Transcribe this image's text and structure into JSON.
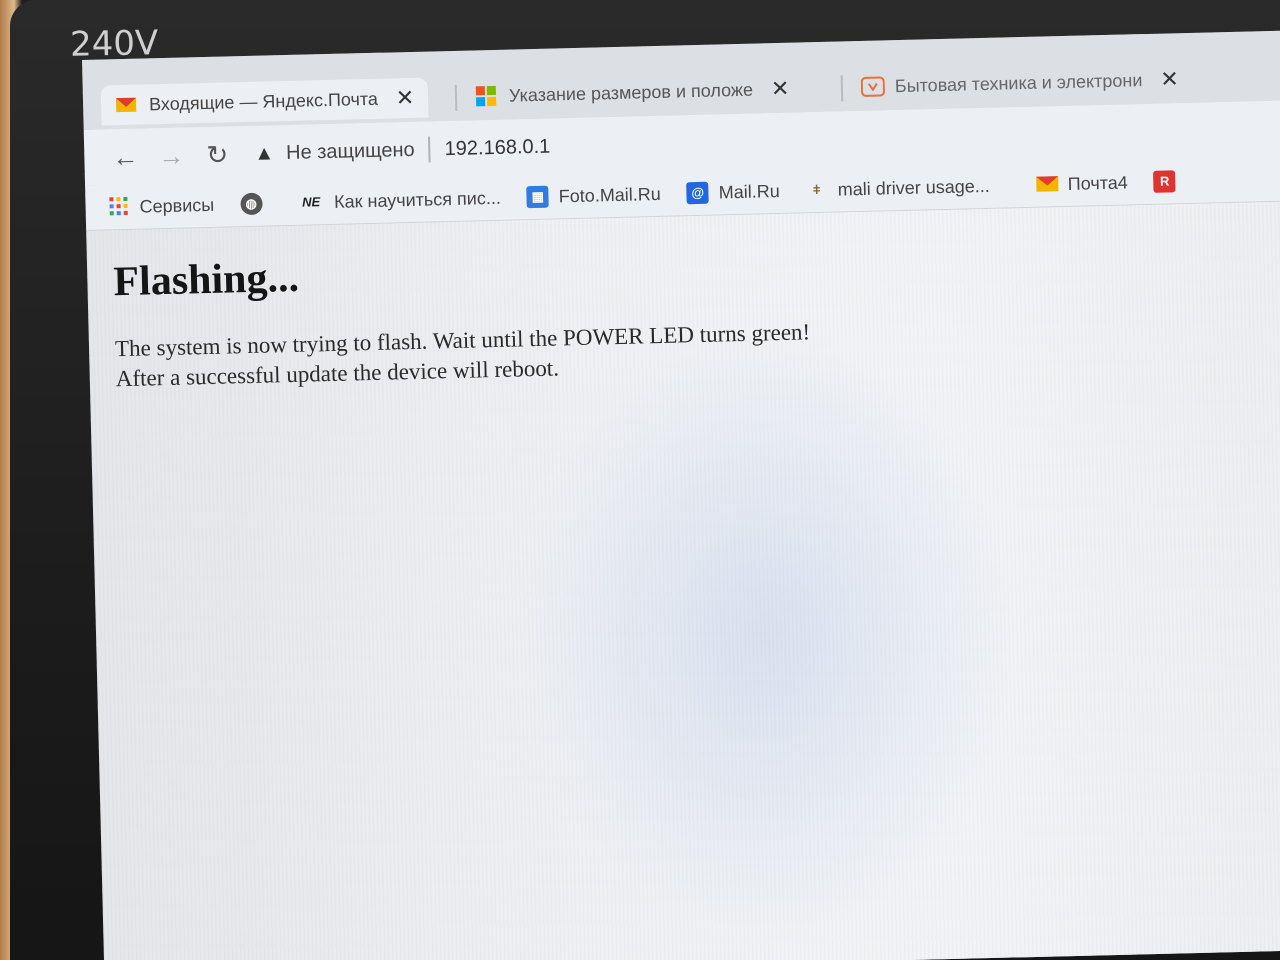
{
  "monitor": {
    "model_label": "240V"
  },
  "browser": {
    "tabs": [
      {
        "title": "Входящие — Яндекс.Почта",
        "icon": "yandex-mail-icon",
        "active": true
      },
      {
        "title": "Указание размеров и положе",
        "icon": "microsoft-icon",
        "active": false
      },
      {
        "title": "Бытовая техника и электрони",
        "icon": "store-icon",
        "active": false
      }
    ],
    "close_glyph": "✕",
    "security_label": "Не защищено",
    "url": "192.168.0.1",
    "bookmarks": [
      {
        "label": "Сервисы",
        "icon": "apps-grid-icon"
      },
      {
        "label": "",
        "icon": "globe-icon"
      },
      {
        "label": "Как научиться пис...",
        "icon": "ne-icon"
      },
      {
        "label": "Foto.Mail.Ru",
        "icon": "foto-mail-icon"
      },
      {
        "label": "Mail.Ru",
        "icon": "mail-ru-icon"
      },
      {
        "label": "mali driver usage...",
        "icon": "wolf-icon"
      },
      {
        "label": "Почта4",
        "icon": "mail-envelope-icon"
      },
      {
        "label": "",
        "icon": "r-badge-icon"
      }
    ]
  },
  "page": {
    "heading": "Flashing...",
    "line1": "The system is now trying to flash. Wait until the POWER LED turns green!",
    "line2": "After a successful update the device will reboot."
  }
}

-*-*-

AIM: Without the pictures, repeat the listing above exactly.

CORRECT RESPONSE:
Transcribe this image's text and structure into JSON.
{
  "monitor": {
    "model_label": "240V"
  },
  "browser": {
    "tabs": [
      {
        "title": "Входящие — Яндекс.Почта",
        "icon": "yandex-mail-icon",
        "active": true
      },
      {
        "title": "Указание размеров и положе",
        "icon": "microsoft-icon",
        "active": false
      },
      {
        "title": "Бытовая техника и электрони",
        "icon": "store-icon",
        "active": false
      }
    ],
    "close_glyph": "✕",
    "security_label": "Не защищено",
    "url": "192.168.0.1",
    "bookmarks": [
      {
        "label": "Сервисы",
        "icon": "apps-grid-icon"
      },
      {
        "label": "",
        "icon": "globe-icon"
      },
      {
        "label": "Как научиться пис...",
        "icon": "ne-icon"
      },
      {
        "label": "Foto.Mail.Ru",
        "icon": "foto-mail-icon"
      },
      {
        "label": "Mail.Ru",
        "icon": "mail-ru-icon"
      },
      {
        "label": "mali driver usage...",
        "icon": "wolf-icon"
      },
      {
        "label": "Почта4",
        "icon": "mail-envelope-icon"
      },
      {
        "label": "",
        "icon": "r-badge-icon"
      }
    ]
  },
  "page": {
    "heading": "Flashing...",
    "line1": "The system is now trying to flash. Wait until the POWER LED turns green!",
    "line2": "After a successful update the device will reboot."
  }
}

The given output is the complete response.